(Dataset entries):
**********

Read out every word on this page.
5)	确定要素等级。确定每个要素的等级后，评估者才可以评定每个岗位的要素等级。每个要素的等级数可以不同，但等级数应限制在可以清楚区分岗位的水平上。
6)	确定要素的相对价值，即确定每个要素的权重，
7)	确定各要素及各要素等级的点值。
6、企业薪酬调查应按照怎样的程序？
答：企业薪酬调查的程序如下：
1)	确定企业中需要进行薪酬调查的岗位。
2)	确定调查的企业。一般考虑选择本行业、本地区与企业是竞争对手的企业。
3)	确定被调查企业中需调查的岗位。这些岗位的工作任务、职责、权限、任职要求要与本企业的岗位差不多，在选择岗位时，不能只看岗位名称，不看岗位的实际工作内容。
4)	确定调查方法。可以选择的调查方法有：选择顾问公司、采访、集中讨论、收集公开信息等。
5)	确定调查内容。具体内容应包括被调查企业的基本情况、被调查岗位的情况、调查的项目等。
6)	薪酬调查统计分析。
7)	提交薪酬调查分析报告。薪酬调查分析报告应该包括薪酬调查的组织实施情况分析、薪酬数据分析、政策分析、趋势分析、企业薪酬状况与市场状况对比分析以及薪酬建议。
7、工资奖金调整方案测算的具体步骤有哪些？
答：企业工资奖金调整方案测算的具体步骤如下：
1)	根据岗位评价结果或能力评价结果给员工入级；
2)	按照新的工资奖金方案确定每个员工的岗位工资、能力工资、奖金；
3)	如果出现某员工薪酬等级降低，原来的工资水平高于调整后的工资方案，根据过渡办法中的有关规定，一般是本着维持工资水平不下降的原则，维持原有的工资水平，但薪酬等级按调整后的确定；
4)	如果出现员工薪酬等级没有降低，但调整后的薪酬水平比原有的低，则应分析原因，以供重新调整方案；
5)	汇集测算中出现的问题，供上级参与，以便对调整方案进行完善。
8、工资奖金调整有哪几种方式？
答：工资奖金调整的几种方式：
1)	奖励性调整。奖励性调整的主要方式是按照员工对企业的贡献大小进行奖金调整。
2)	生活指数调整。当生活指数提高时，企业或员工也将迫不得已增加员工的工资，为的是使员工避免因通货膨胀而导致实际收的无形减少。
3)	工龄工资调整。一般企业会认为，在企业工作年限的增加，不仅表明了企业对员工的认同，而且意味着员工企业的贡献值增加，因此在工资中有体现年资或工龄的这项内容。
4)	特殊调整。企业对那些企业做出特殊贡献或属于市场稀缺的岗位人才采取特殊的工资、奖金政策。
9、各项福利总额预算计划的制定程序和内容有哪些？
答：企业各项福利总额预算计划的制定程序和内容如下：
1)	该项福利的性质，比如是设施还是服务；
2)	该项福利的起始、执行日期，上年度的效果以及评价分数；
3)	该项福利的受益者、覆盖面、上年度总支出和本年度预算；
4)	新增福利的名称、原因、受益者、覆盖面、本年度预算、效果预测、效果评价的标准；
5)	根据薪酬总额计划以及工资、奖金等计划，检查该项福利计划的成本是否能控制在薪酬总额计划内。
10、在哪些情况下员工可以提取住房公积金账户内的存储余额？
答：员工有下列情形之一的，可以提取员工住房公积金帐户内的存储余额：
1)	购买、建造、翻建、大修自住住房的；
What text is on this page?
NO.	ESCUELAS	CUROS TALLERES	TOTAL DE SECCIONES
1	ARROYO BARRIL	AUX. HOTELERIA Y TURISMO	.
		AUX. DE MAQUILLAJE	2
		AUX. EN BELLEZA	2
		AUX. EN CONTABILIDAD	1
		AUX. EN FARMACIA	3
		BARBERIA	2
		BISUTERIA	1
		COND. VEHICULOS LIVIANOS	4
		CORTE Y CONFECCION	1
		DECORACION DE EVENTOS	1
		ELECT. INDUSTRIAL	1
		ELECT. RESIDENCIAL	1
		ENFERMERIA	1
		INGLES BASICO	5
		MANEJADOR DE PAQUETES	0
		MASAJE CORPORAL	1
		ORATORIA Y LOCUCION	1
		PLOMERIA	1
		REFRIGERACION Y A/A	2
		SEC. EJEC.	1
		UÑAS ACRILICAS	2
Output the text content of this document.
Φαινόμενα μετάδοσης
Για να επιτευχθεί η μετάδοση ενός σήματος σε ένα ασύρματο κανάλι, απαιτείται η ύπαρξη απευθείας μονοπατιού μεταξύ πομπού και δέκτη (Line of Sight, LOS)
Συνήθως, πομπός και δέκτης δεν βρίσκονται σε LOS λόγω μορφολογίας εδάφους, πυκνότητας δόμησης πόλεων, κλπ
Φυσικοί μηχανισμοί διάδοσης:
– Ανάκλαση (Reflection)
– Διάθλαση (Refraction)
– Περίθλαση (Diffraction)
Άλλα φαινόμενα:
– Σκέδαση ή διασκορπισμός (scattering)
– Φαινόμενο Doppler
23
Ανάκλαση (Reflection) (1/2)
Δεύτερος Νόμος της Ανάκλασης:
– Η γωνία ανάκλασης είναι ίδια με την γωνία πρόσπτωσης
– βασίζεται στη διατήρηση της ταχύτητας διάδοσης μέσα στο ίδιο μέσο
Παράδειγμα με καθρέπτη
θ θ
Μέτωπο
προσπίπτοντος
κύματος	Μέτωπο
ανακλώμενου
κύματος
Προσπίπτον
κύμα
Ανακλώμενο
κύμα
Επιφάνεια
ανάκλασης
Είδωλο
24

**********

(What is being asked):
Reproduce each entry above exactly, keeping every word.

(Full output):
Read out every word on this page.
5)	确定要素等级。确定每个要素的等级后，评估者才可以评定每个岗位的要素等级。每个要素的等级数可以不同，但等级数应限制在可以清楚区分岗位的水平上。
6)	确定要素的相对价值，即确定每个要素的权重，
7)	确定各要素及各要素等级的点值。
6、企业薪酬调查应按照怎样的程序？
答：企业薪酬调查的程序如下：
1)	确定企业中需要进行薪酬调查的岗位。
2)	确定调查的企业。一般考虑选择本行业、本地区与企业是竞争对手的企业。
3)	确定被调查企业中需调查的岗位。这些岗位的工作任务、职责、权限、任职要求要与本企业的岗位差不多，在选择岗位时，不能只看岗位名称，不看岗位的实际工作内容。
4)	确定调查方法。可以选择的调查方法有：选择顾问公司、采访、集中讨论、收集公开信息等。
5)	确定调查内容。具体内容应包括被调查企业的基本情况、被调查岗位的情况、调查的项目等。
6)	薪酬调查统计分析。
7)	提交薪酬调查分析报告。薪酬调查分析报告应该包括薪酬调查的组织实施情况分析、薪酬数据分析、政策分析、趋势分析、企业薪酬状况与市场状况对比分析以及薪酬建议。
7、工资奖金调整方案测算的具体步骤有哪些？
答：企业工资奖金调整方案测算的具体步骤如下：
1)	根据岗位评价结果或能力评价结果给员工入级；
2)	按照新的工资奖金方案确定每个员工的岗位工资、能力工资、奖金；
3)	如果出现某员工薪酬等级降低，原来的工资水平高于调整后的工资方案，根据过渡办法中的有关规定，一般是本着维持工资水平不下降的原则，维持原有的工资水平，但薪酬等级按调整后的确定；
4)	如果出现员工薪酬等级没有降低，但调整后的薪酬水平比原有的低，则应分析原因，以供重新调整方案；
5)	汇集测算中出现的问题，供上级参与，以便对调整方案进行完善。
8、工资奖金调整有哪几种方式？
答：工资奖金调整的几种方式：
1)	奖励性调整。奖励性调整的主要方式是按照员工对企业的贡献大小进行奖金调整。
2)	生活指数调整。当生活指数提高时，企业或员工也将迫不得已增加员工的工资，为的是使员工避免因通货膨胀而导致实际收的无形减少。
3)	工龄工资调整。一般企业会认为，在企业工作年限的增加，不仅表明了企业对员工的认同，而且意味着员工企业的贡献值增加，因此在工资中有体现年资或工龄的这项内容。
4)	特殊调整。企业对那些企业做出特殊贡献或属于市场稀缺的岗位人才采取特殊的工资、奖金政策。
9、各项福利总额预算计划的制定程序和内容有哪些？
答：企业各项福利总额预算计划的制定程序和内容如下：
1)	该项福利的性质，比如是设施还是服务；
2)	该项福利的起始、执行日期，上年度的效果以及评价分数；
3)	该项福利的受益者、覆盖面、上年度总支出和本年度预算；
4)	新增福利的名称、原因、受益者、覆盖面、本年度预算、效果预测、效果评价的标准；
5)	根据薪酬总额计划以及工资、奖金等计划，检查该项福利计划的成本是否能控制在薪酬总额计划内。
10、在哪些情况下员工可以提取住房公积金账户内的存储余额？
答：员工有下列情形之一的，可以提取员工住房公积金帐户内的存储余额：
1)	购买、建造、翻建、大修自住住房的；
What text is on this page?
NO.	ESCUELAS	CUROS TALLERES	TOTAL DE SECCIONES
1	ARROYO BARRIL	AUX. HOTELERIA Y TURISMO	.
		AUX. DE MAQUILLAJE	2
		AUX. EN BELLEZA	2
		AUX. EN CONTABILIDAD	1
		AUX. EN FARMACIA	3
		BARBERIA	2
		BISUTERIA	1
		COND. VEHICULOS LIVIANOS	4
		CORTE Y CONFECCION	1
		DECORACION DE EVENTOS	1
		ELECT. INDUSTRIAL	1
		ELECT. RESIDENCIAL	1
		ENFERMERIA	1
		INGLES BASICO	5
		MANEJADOR DE PAQUETES	0
		MASAJE CORPORAL	1
		ORATORIA Y LOCUCION	1
		PLOMERIA	1
		REFRIGERACION Y A/A	2
		SEC. EJEC.	1
		UÑAS ACRILICAS	2
Output the text content of this document.
Φαινόμενα μετάδοσης
Για να επιτευχθεί η μετάδοση ενός σήματος σε ένα ασύρματο κανάλι, απαιτείται η ύπαρξη απευθείας μονοπατιού μεταξύ πομπού και δέκτη (Line of Sight, LOS)
Συνήθως, πομπός και δέκτης δεν βρίσκονται σε LOS λόγω μορφολογίας εδάφους, πυκνότητας δόμησης πόλεων, κλπ
Φυσικοί μηχανισμοί διάδοσης:
– Ανάκλαση (Reflection)
– Διάθλαση (Refraction)
– Περίθλαση (Diffraction)
Άλλα φαινόμενα:
– Σκέδαση ή διασκορπισμός (scattering)
– Φαινόμενο Doppler
23
Ανάκλαση (Reflection) (1/2)
Δεύτερος Νόμος της Ανάκλασης:
– Η γωνία ανάκλασης είναι ίδια με την γωνία πρόσπτωσης
– βασίζεται στη διατήρηση της ταχύτητας διάδοσης μέσα στο ίδιο μέσο
Παράδειγμα με καθρέπτη
θ θ
Μέτωπο
προσπίπτοντος
κύματος	Μέτωπο
ανακλώμενου
κύματος
Προσπίπτον
κύμα
Ανακλώμενο
κύμα
Επιφάνεια
ανάκλασης
Είδωλο
24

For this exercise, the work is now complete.